Problem requirements: Every line of the material is to be repeated exactly as it stands.
### Extracted material ###
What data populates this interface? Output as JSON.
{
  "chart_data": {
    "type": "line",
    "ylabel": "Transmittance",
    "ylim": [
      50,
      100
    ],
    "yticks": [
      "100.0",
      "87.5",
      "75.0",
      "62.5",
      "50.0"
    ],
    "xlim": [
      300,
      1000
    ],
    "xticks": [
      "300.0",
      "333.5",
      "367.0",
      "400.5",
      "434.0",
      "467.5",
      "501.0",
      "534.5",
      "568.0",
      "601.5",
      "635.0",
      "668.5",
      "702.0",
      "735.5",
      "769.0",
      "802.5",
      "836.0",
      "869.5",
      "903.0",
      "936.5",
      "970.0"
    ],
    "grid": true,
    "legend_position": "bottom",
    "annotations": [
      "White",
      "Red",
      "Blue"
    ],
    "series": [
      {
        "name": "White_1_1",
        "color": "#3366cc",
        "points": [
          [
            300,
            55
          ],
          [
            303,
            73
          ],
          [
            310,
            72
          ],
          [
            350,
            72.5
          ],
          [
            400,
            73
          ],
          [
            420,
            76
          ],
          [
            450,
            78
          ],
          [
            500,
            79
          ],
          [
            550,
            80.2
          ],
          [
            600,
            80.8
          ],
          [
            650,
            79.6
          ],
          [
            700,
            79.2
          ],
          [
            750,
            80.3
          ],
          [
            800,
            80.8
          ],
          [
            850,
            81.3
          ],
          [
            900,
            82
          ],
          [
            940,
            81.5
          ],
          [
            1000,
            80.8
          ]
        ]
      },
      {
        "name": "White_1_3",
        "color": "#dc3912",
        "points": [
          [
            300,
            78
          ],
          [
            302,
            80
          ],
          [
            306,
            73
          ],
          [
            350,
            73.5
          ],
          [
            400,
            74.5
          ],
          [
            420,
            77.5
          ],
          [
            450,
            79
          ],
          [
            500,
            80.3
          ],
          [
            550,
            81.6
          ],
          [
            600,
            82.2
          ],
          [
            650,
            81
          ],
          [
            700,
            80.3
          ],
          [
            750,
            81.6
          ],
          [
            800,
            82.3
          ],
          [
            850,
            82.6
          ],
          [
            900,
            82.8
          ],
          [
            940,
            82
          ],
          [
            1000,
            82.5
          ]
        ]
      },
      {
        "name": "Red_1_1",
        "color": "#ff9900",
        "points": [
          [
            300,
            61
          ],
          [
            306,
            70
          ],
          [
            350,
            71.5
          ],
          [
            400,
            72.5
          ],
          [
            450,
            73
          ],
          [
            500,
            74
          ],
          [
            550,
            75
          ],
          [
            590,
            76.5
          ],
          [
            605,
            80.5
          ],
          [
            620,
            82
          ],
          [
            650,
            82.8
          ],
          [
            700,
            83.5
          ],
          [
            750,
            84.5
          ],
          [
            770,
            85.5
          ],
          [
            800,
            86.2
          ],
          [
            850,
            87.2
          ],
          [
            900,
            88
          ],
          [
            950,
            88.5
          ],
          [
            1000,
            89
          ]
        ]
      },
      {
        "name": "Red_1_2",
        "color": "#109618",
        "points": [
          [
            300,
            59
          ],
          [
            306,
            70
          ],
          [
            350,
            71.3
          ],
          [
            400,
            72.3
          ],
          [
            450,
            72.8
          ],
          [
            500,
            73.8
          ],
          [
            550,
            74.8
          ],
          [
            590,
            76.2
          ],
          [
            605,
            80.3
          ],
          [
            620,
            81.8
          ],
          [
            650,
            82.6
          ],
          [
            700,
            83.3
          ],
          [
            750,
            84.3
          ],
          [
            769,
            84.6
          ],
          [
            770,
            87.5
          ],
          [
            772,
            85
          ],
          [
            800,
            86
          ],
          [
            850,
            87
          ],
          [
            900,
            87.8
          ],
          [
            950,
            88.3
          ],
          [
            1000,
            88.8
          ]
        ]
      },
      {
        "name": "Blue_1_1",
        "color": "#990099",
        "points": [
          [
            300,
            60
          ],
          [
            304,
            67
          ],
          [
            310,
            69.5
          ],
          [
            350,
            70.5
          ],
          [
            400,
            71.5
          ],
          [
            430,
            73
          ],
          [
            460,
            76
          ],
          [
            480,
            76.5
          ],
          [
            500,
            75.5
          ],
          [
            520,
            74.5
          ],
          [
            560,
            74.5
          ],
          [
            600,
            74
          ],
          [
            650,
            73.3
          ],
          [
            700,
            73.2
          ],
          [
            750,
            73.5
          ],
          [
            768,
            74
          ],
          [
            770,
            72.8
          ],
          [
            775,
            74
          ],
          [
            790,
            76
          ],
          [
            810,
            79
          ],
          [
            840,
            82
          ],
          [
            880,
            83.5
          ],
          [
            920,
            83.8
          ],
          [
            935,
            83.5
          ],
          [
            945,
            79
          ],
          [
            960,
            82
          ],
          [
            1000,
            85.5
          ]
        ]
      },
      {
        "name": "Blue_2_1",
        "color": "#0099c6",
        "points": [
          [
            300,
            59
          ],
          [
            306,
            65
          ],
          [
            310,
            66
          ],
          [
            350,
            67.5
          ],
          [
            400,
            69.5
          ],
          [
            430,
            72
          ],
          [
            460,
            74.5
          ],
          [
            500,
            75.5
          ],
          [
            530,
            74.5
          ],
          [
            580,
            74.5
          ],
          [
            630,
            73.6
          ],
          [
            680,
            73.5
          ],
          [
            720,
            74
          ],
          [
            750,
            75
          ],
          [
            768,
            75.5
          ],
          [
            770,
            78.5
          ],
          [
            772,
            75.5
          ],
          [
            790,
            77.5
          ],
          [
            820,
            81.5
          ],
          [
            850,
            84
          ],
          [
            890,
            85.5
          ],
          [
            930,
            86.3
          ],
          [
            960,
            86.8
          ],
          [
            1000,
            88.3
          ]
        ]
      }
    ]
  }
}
###
Exercise result:
What data populates this interface? Output as JSON.
{
  "chart_data": {
    "type": "line",
    "ylabel": "Transmittance",
    "ylim": [
      50,
      100
    ],
    "yticks": [
      "100.0",
      "87.5",
      "75.0",
      "62.5",
      "50.0"
    ],
    "xlim": [
      300,
      1000
    ],
    "xticks": [
      "300.0",
      "333.5",
      "367.0",
      "400.5",
      "434.0",
      "467.5",
      "501.0",
      "534.5",
      "568.0",
      "601.5",
      "635.0",
      "668.5",
      "702.0",
      "735.5",
      "769.0",
      "802.5",
      "836.0",
      "869.5",
      "903.0",
      "936.5",
      "970.0"
    ],
    "grid": true,
    "legend_position": "bottom",
    "annotations": [
      "White",
      "Red",
      "Blue"
    ],
    "series": [
      {
        "name": "White_1_1",
        "color": "#3366cc",
        "points": [
          [
            300,
            55
          ],
          [
            303,
            73
          ],
          [
            310,
            72
          ],
          [
            350,
            72.5
          ],
          [
            400,
            73
          ],
          [
            420,
            76
          ],
          [
            450,
            78
          ],
          [
            500,
            79
          ],
          [
            550,
            80.2
          ],
          [
            600,
            80.8
          ],
          [
            650,
            79.6
          ],
          [
            700,
            79.2
          ],
          [
            750,
            80.3
          ],
          [
            800,
            80.8
          ],
          [
            850,
            81.3
          ],
          [
            900,
            82
          ],
          [
            940,
            81.5
          ],
          [
            1000,
            80.8
          ]
        ]
      },
      {
        "name": "White_1_3",
        "color": "#dc3912",
        "points": [
          [
            300,
            78
          ],
          [
            302,
            80
          ],
          [
            306,
            73
          ],
          [
            350,
            73.5
          ],
          [
            400,
            74.5
          ],
          [
            420,
            77.5
          ],
          [
            450,
            79
          ],
          [
            500,
            80.3
          ],
          [
            550,
            81.6
          ],
          [
            600,
            82.2
          ],
          [
            650,
            81
          ],
          [
            700,
            80.3
          ],
          [
            750,
            81.6
          ],
          [
            800,
            82.3
          ],
          [
            850,
            82.6
          ],
          [
            900,
            82.8
          ],
          [
            940,
            82
          ],
          [
            1000,
            82.5
          ]
        ]
      },
      {
        "name": "Red_1_1",
        "color": "#ff9900",
        "points": [
          [
            300,
            61
          ],
          [
            306,
            70
          ],
          [
            350,
            71.5
          ],
          [
            400,
            72.5
          ],
          [
            450,
            73
          ],
          [
            500,
            74
          ],
          [
            550,
            75
          ],
          [
            590,
            76.5
          ],
          [
            605,
            80.5
          ],
          [
            620,
            82
          ],
          [
            650,
            82.8
          ],
          [
            700,
            83.5
          ],
          [
            750,
            84.5
          ],
          [
            770,
            85.5
          ],
          [
            800,
            86.2
          ],
          [
            850,
            87.2
          ],
          [
            900,
            88
          ],
          [
            950,
            88.5
          ],
          [
            1000,
            89
          ]
        ]
      },
      {
        "name": "Red_1_2",
        "color": "#109618",
        "points": [
          [
            300,
            59
          ],
          [
            306,
            70
          ],
          [
            350,
            71.3
          ],
          [
            400,
            72.3
          ],
          [
            450,
            72.8
          ],
          [
            500,
            73.8
          ],
          [
            550,
            74.8
          ],
          [
            590,
            76.2
          ],
          [
            605,
            80.3
          ],
          [
            620,
            81.8
          ],
          [
            650,
            82.6
          ],
          [
            700,
            83.3
          ],
          [
            750,
            84.3
          ],
          [
            769,
            84.6
          ],
          [
            770,
            87.5
          ],
          [
            772,
            85
          ],
          [
            800,
            86
          ],
          [
            850,
            87
          ],
          [
            900,
            87.8
          ],
          [
            950,
            88.3
          ],
          [
            1000,
            88.8
          ]
        ]
      },
      {
        "name": "Blue_1_1",
        "color": "#990099",
        "points": [
          [
            300,
            60
          ],
          [
            304,
            67
          ],
          [
            310,
            69.5
          ],
          [
            350,
            70.5
          ],
          [
            400,
            71.5
          ],
          [
            430,
            73
          ],
          [
            460,
            76
          ],
          [
            480,
            76.5
          ],
          [
            500,
            75.5
          ],
          [
            520,
            74.5
          ],
          [
            560,
            74.5
          ],
          [
            600,
            74
          ],
          [
            650,
            73.3
          ],
          [
            700,
            73.2
          ],
          [
            750,
            73.5
          ],
          [
            768,
            74
          ],
          [
            770,
            72.8
          ],
          [
            775,
            74
          ],
          [
            790,
            76
          ],
          [
            810,
            79
          ],
          [
            840,
            82
          ],
          [
            880,
            83.5
          ],
          [
            920,
            83.8
          ],
          [
            935,
            83.5
          ],
          [
            945,
            79
          ],
          [
            960,
            82
          ],
          [
            1000,
            85.5
          ]
        ]
      },
      {
        "name": "Blue_2_1",
        "color": "#0099c6",
        "points": [
          [
            300,
            59
          ],
          [
            306,
            65
          ],
          [
            310,
            66
          ],
          [
            350,
            67.5
          ],
          [
            400,
            69.5
          ],
          [
            430,
            72
          ],
          [
            460,
            74.5
          ],
          [
            500,
            75.5
          ],
          [
            530,
            74.5
          ],
          [
            580,
            74.5
          ],
          [
            630,
            73.6
          ],
          [
            680,
            73.5
          ],
          [
            720,
            74
          ],
          [
            750,
            75
          ],
          [
            768,
            75.5
          ],
          [
            770,
            78.5
          ],
          [
            772,
            75.5
          ],
          [
            790,
            77.5
          ],
          [
            820,
            81.5
          ],
          [
            850,
            84
          ],
          [
            890,
            85.5
          ],
          [
            930,
            86.3
          ],
          [
            960,
            86.8
          ],
          [
            1000,
            88.3
          ]
        ]
      }
    ]
  }
}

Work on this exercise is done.